- The problem -
Return the material exactly as supplied, apart from the pictures, which are omitted.
· · · · · · ·
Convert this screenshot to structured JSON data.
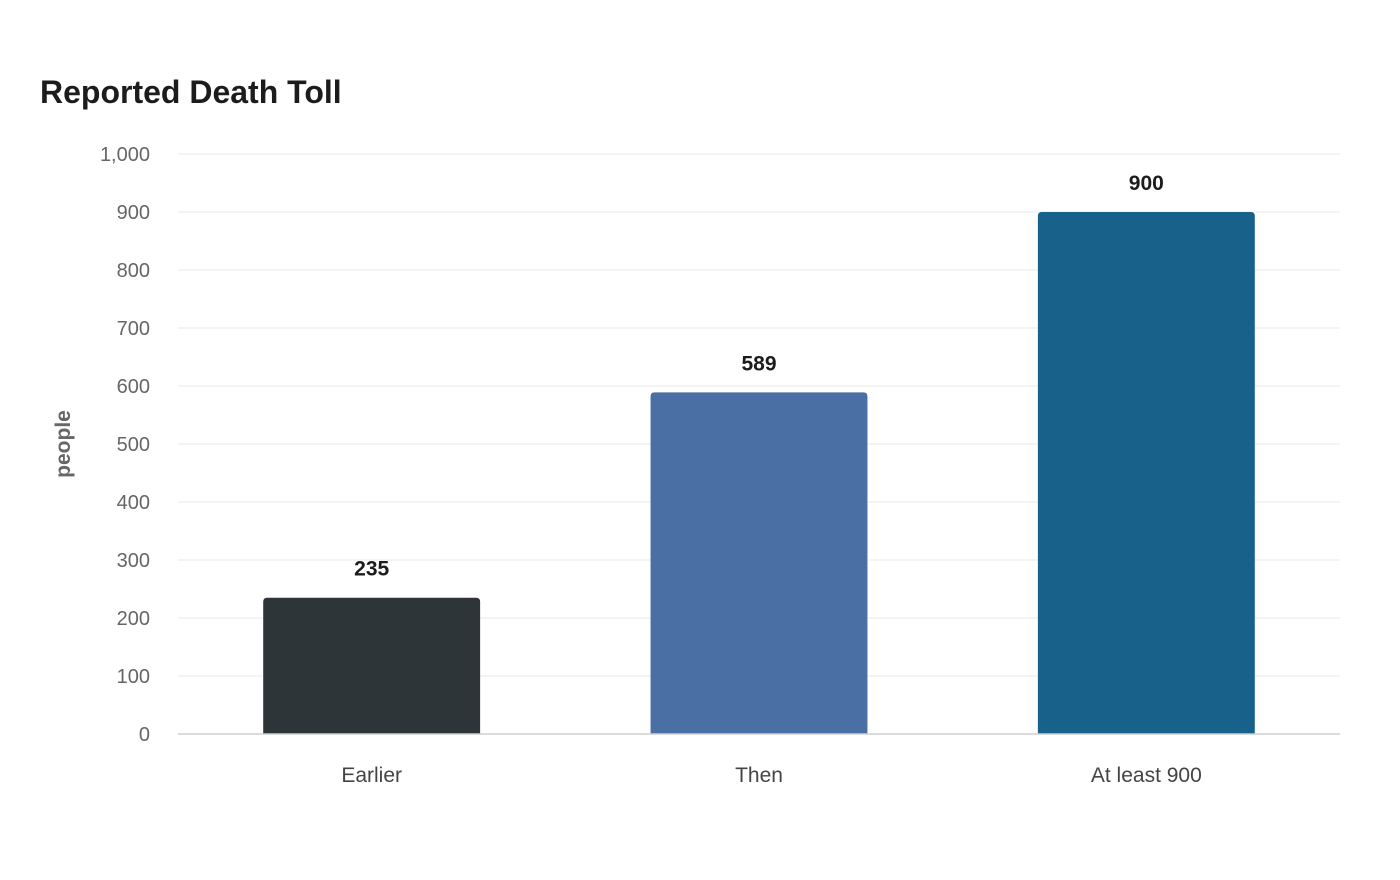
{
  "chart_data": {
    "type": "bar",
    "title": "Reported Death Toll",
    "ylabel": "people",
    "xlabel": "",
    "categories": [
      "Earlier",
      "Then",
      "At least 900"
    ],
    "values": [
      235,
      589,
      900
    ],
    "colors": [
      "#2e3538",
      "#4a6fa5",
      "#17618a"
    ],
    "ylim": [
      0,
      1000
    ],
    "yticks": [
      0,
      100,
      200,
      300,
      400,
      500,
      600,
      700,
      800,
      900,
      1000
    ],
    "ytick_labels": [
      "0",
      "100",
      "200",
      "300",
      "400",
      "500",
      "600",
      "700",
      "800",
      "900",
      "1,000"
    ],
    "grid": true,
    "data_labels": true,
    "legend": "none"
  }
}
· · · · · · ·
- Correct answer -
Convert this screenshot to structured JSON data.
{
  "chart_data": {
    "type": "bar",
    "title": "Reported Death Toll",
    "ylabel": "people",
    "xlabel": "",
    "categories": [
      "Earlier",
      "Then",
      "At least 900"
    ],
    "values": [
      235,
      589,
      900
    ],
    "colors": [
      "#2e3538",
      "#4a6fa5",
      "#17618a"
    ],
    "ylim": [
      0,
      1000
    ],
    "yticks": [
      0,
      100,
      200,
      300,
      400,
      500,
      600,
      700,
      800,
      900,
      1000
    ],
    "ytick_labels": [
      "0",
      "100",
      "200",
      "300",
      "400",
      "500",
      "600",
      "700",
      "800",
      "900",
      "1,000"
    ],
    "grid": true,
    "data_labels": true,
    "legend": "none"
  }
}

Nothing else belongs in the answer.